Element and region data
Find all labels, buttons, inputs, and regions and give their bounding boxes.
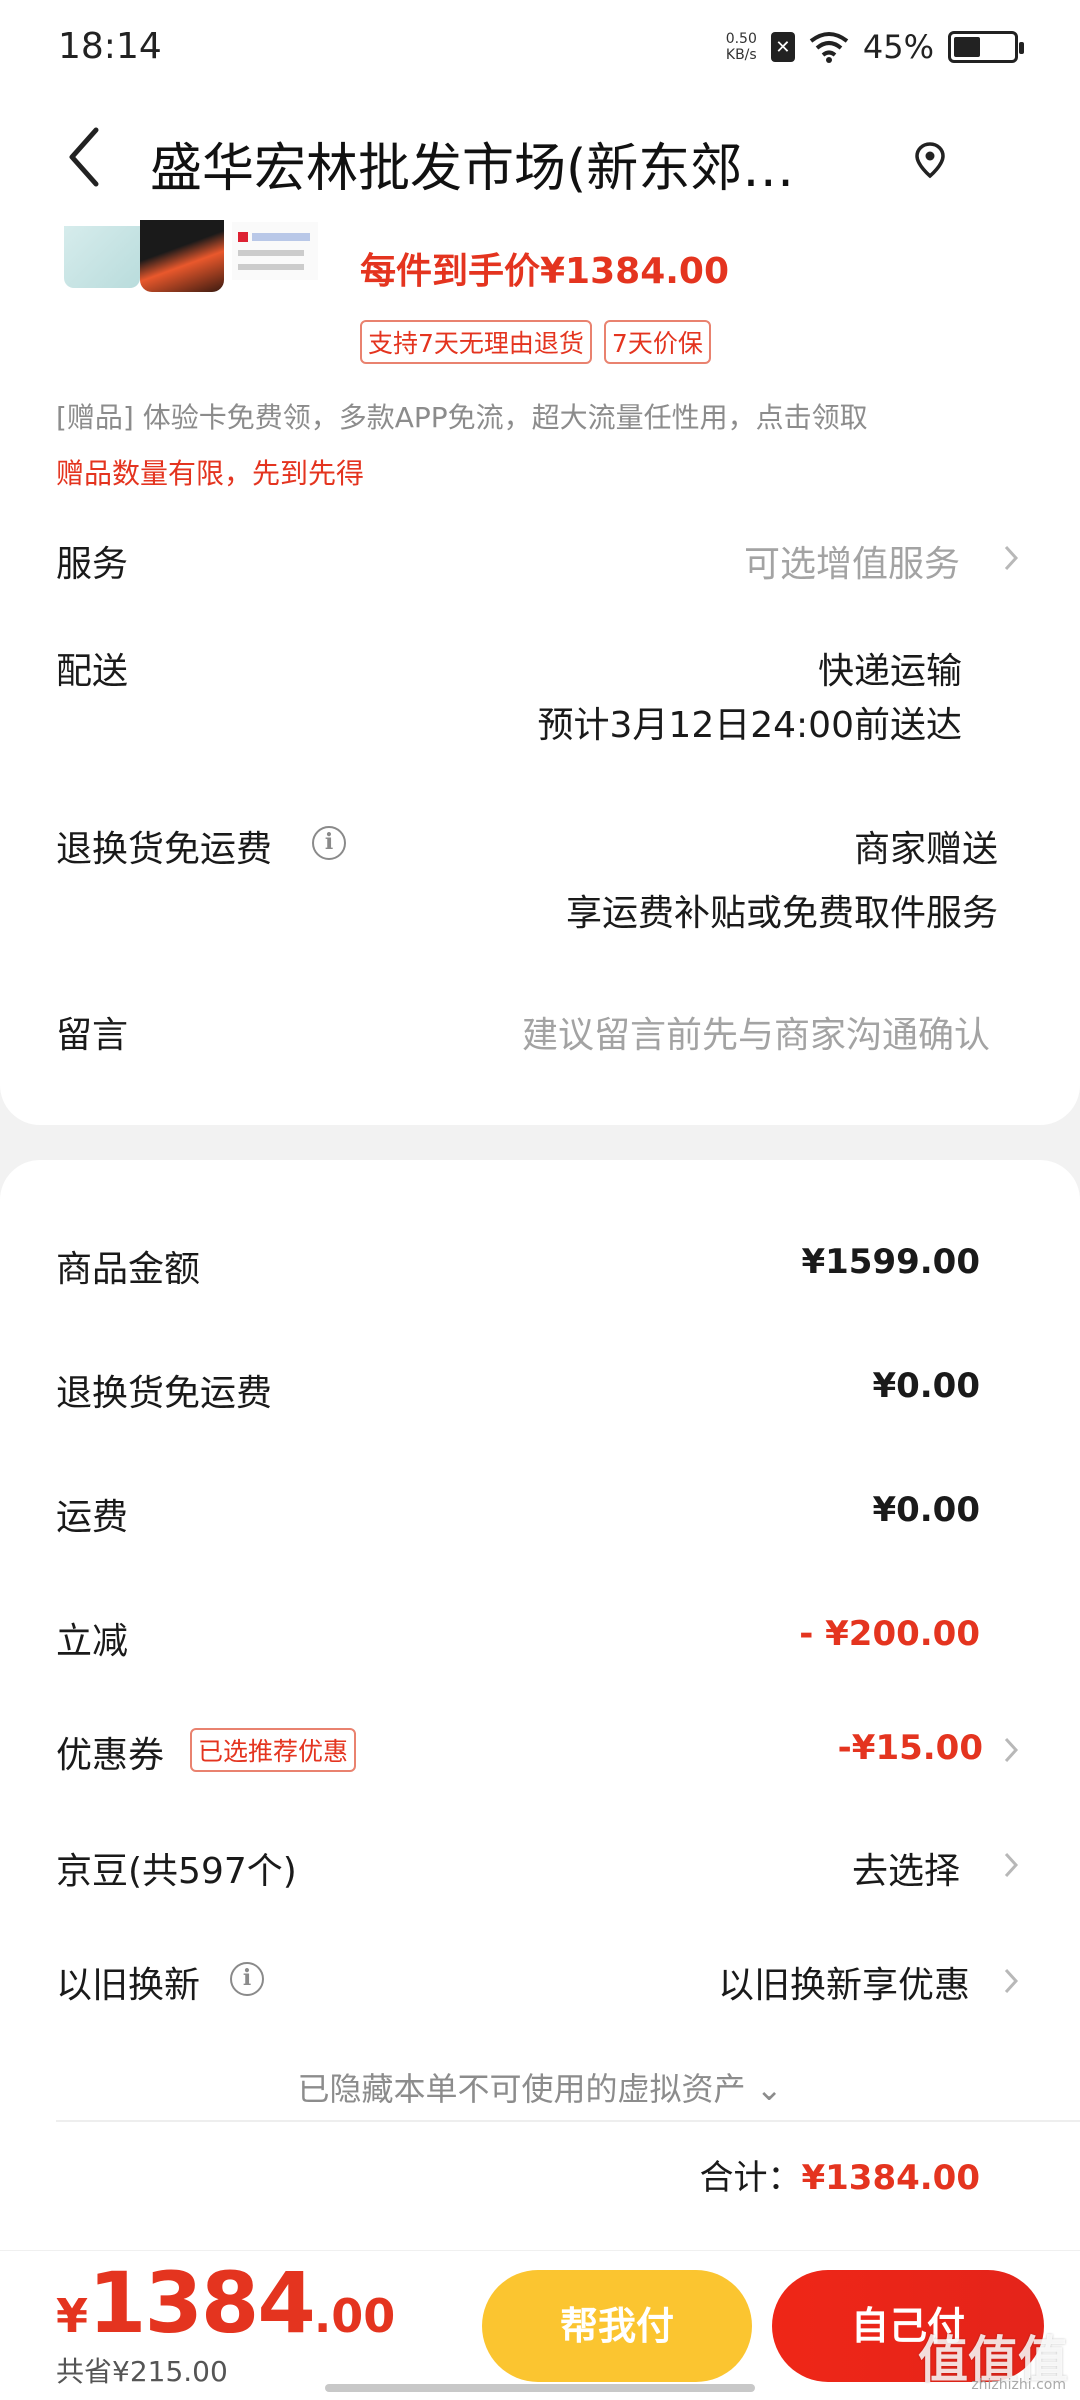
chevron-right-icon	[1004, 1852, 1018, 1878]
goods-amount-label: 商品金额	[56, 1249, 201, 1290]
total-amount: ¥1384.00	[801, 2158, 980, 2198]
discount-label: 立减	[56, 1621, 129, 1662]
status-icons: 0.50 KB/s ✕ 45%	[726, 28, 1024, 66]
currency-symbol: ¥	[56, 2289, 89, 2343]
price-protect-tag: 7天价保	[603, 320, 711, 364]
delivery-label: 配送	[56, 651, 129, 692]
product-tags: 支持7天无理由退货 7天价保	[360, 320, 711, 364]
service-label: 服务	[56, 544, 129, 585]
shipping-amount: ¥0.00	[872, 1490, 980, 1530]
final-price-integer: 1384	[88, 2254, 316, 2352]
chevron-right-icon	[1004, 1737, 1018, 1763]
battery-percent: 45%	[862, 28, 934, 66]
status-time: 18:14	[58, 26, 162, 67]
return-free-label: 退换货免运费	[56, 1373, 273, 1414]
location-icon[interactable]	[910, 140, 950, 180]
divider	[56, 2120, 1080, 2122]
help-me-pay-button[interactable]: 帮我付	[482, 2270, 752, 2382]
screen: { "status_bar": { "time": "18:14", "net_…	[0, 0, 1080, 2400]
coupon-tag: 已选推荐优惠	[190, 1728, 357, 1772]
total-label: 合计：	[699, 2158, 802, 2198]
discount-amount: - ¥200.00	[799, 1614, 980, 1654]
price-summary-card: 商品金额 ¥1599.00 退换货免运费 ¥0.00 运费 ¥0.00 立减 -…	[0, 1160, 1080, 2260]
jd-beans-value: 去选择	[851, 1851, 960, 1892]
message-label: 留言	[56, 1015, 129, 1056]
coupon-label: 优惠券	[56, 1735, 165, 1776]
network-speed-value: 0.50	[725, 31, 757, 47]
final-price-decimal: .00	[313, 2289, 396, 2343]
tradein-value: 以旧换新享优惠	[717, 1965, 970, 2006]
chevron-right-icon	[1004, 1968, 1018, 1994]
status-bar: 18:14 0.50 KB/s ✕ 45%	[0, 0, 1080, 100]
return-policy-tag: 支持7天无理由退货	[360, 320, 592, 364]
return-shipping-value: 商家赠送	[853, 829, 998, 870]
message-input[interactable]: 建议留言前先与商家沟通确认	[522, 1006, 990, 1058]
order-options-card: 每件到手价¥1384.00 支持7天无理由退货 7天价保 [赠品] 体验卡免费领…	[0, 220, 1080, 1125]
gift-info[interactable]: [赠品] 体验卡免费领，多款APP免流，超大流量任性用，点击领取	[56, 396, 868, 436]
total-saved: 共省¥215.00	[56, 2355, 228, 2388]
product-thumbnail[interactable]	[140, 220, 224, 292]
wifi-icon	[809, 32, 849, 63]
watermark-url: zhizhizhi.com	[971, 2377, 1066, 2393]
chevron-right-icon	[1004, 545, 1018, 571]
return-shipping-desc: 享运费补贴或免费取件服务	[565, 893, 998, 934]
jd-beans-label: 京豆(共597个)	[56, 1851, 297, 1892]
final-price: ¥1384.00	[56, 2254, 395, 2352]
return-shipping-label: 退换货免运费	[56, 829, 273, 870]
back-icon[interactable]	[56, 122, 116, 192]
chevron-down-icon: ⌄	[755, 2070, 783, 2108]
per-item-price: 每件到手价¥1384.00	[360, 251, 730, 292]
tradein-label: 以旧换新	[56, 1965, 201, 2006]
gift-thumbnail[interactable]	[232, 222, 318, 280]
goods-amount: ¥1599.00	[801, 1242, 980, 1282]
header: 盛华宏林批发市场(新东郊…	[0, 100, 1080, 220]
info-icon[interactable]: i	[230, 1962, 264, 1996]
return-free-amount: ¥0.00	[872, 1366, 980, 1406]
shipping-label: 运费	[56, 1497, 129, 1538]
battery-icon	[948, 31, 1024, 63]
delivery-method: 快递运输	[817, 651, 962, 692]
home-indicator[interactable]	[325, 2384, 755, 2392]
hidden-assets-text: 已隐藏本单不可使用的虚拟资产	[297, 2070, 746, 2108]
no-sim-icon: ✕	[770, 32, 795, 62]
battery-level	[954, 37, 981, 57]
service-value: 可选增值服务	[743, 544, 960, 585]
gift-note: 赠品数量有限，先到先得	[56, 457, 365, 490]
total-row: 合计：¥1384.00	[699, 2150, 980, 2199]
product-thumbnail[interactable]	[64, 226, 140, 288]
delivery-eta: 预计3月12日24:00前送达	[537, 705, 962, 746]
coupon-amount: -¥15.00	[837, 1728, 983, 1768]
network-speed: 0.50 KB/s	[726, 31, 757, 63]
network-speed-unit: KB/s	[725, 47, 757, 63]
info-icon[interactable]: i	[312, 826, 346, 860]
page-title: 盛华宏林批发市场(新东郊…	[150, 139, 795, 199]
hidden-assets-toggle[interactable]: 已隐藏本单不可使用的虚拟资产 ⌄	[0, 2064, 1080, 2110]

What you should do: Extract every row above, copying each line character for character and omitting the picture.

Solution to this task:
Find all labels, buttons, inputs, and regions and give their bounding boxes.
chevron-right-icon	[1004, 1852, 1018, 1878]
goods-amount-label: 商品金额	[56, 1249, 201, 1290]
total-amount: ¥1384.00	[801, 2158, 980, 2198]
discount-label: 立减	[56, 1621, 129, 1662]
status-icons: 0.50 KB/s ✕ 45%	[726, 28, 1024, 66]
currency-symbol: ¥	[56, 2289, 89, 2343]
price-protect-tag: 7天价保	[603, 320, 711, 364]
delivery-label: 配送	[56, 651, 129, 692]
product-tags: 支持7天无理由退货 7天价保	[360, 320, 711, 364]
service-label: 服务	[56, 544, 129, 585]
shipping-amount: ¥0.00	[872, 1490, 980, 1530]
final-price-integer: 1384	[88, 2254, 316, 2352]
chevron-right-icon	[1004, 1737, 1018, 1763]
battery-percent: 45%	[862, 28, 934, 66]
status-time: 18:14	[58, 26, 162, 67]
return-free-label: 退换货免运费	[56, 1373, 273, 1414]
location-icon[interactable]	[910, 140, 950, 180]
divider	[56, 2120, 1080, 2122]
help-me-pay-button[interactable]: 帮我付	[482, 2270, 752, 2382]
screen: { "status_bar": { "time": "18:14", "net_…	[0, 0, 1080, 2400]
coupon-tag: 已选推荐优惠	[190, 1728, 357, 1772]
total-label: 合计：	[699, 2158, 802, 2198]
discount-amount: - ¥200.00	[799, 1614, 980, 1654]
price-summary-card: 商品金额 ¥1599.00 退换货免运费 ¥0.00 运费 ¥0.00 立减 -…	[0, 1160, 1080, 2260]
jd-beans-value: 去选择	[851, 1851, 960, 1892]
message-label: 留言	[56, 1015, 129, 1056]
coupon-label: 优惠券	[56, 1735, 165, 1776]
network-speed-value: 0.50	[725, 31, 757, 47]
final-price-decimal: .00	[313, 2289, 396, 2343]
tradein-value: 以旧换新享优惠	[717, 1965, 970, 2006]
chevron-right-icon	[1004, 1968, 1018, 1994]
status-bar: 18:14 0.50 KB/s ✕ 45%	[0, 0, 1080, 100]
return-policy-tag: 支持7天无理由退货	[360, 320, 592, 364]
return-shipping-value: 商家赠送	[853, 829, 998, 870]
message-input[interactable]: 建议留言前先与商家沟通确认	[522, 1006, 990, 1058]
order-options-card: 每件到手价¥1384.00 支持7天无理由退货 7天价保 [赠品] 体验卡免费领…	[0, 220, 1080, 1125]
gift-info[interactable]: [赠品] 体验卡免费领，多款APP免流，超大流量任性用，点击领取	[56, 396, 868, 436]
total-saved: 共省¥215.00	[56, 2355, 228, 2388]
product-thumbnail[interactable]	[140, 220, 224, 292]
wifi-icon	[809, 32, 849, 63]
watermark-url: zhizhizhi.com	[971, 2377, 1066, 2393]
chevron-right-icon	[1004, 545, 1018, 571]
return-shipping-desc: 享运费补贴或免费取件服务	[565, 893, 998, 934]
jd-beans-label: 京豆(共597个)	[56, 1851, 297, 1892]
final-price: ¥1384.00	[56, 2254, 395, 2352]
return-shipping-label: 退换货免运费	[56, 829, 273, 870]
back-icon[interactable]	[56, 122, 116, 192]
chevron-down-icon: ⌄	[755, 2070, 783, 2108]
per-item-price: 每件到手价¥1384.00	[360, 251, 730, 292]
tradein-label: 以旧换新	[56, 1965, 201, 2006]
gift-thumbnail[interactable]	[232, 222, 318, 280]
goods-amount: ¥1599.00	[801, 1242, 980, 1282]
header: 盛华宏林批发市场(新东郊…	[0, 100, 1080, 220]
info-icon[interactable]: i	[230, 1962, 264, 1996]
return-free-amount: ¥0.00	[872, 1366, 980, 1406]
shipping-label: 运费	[56, 1497, 129, 1538]
battery-icon	[948, 31, 1024, 63]
delivery-method: 快递运输	[817, 651, 962, 692]
home-indicator[interactable]	[325, 2384, 755, 2392]
hidden-assets-text: 已隐藏本单不可使用的虚拟资产	[297, 2070, 746, 2108]
no-sim-icon: ✕	[770, 32, 795, 62]
battery-level	[954, 37, 981, 57]
service-value: 可选增值服务	[743, 544, 960, 585]
gift-note: 赠品数量有限，先到先得	[56, 457, 365, 490]
total-row: 合计：¥1384.00	[699, 2150, 980, 2199]
product-thumbnail[interactable]	[64, 226, 140, 288]
delivery-eta: 预计3月12日24:00前送达	[537, 705, 962, 746]
coupon-amount: -¥15.00	[837, 1728, 983, 1768]
network-speed: 0.50 KB/s	[726, 31, 757, 63]
network-speed-unit: KB/s	[725, 47, 757, 63]
info-icon[interactable]: i	[312, 826, 346, 860]
page-title: 盛华宏林批发市场(新东郊…	[150, 139, 795, 199]
hidden-assets-toggle[interactable]: 已隐藏本单不可使用的虚拟资产 ⌄	[0, 2064, 1080, 2110]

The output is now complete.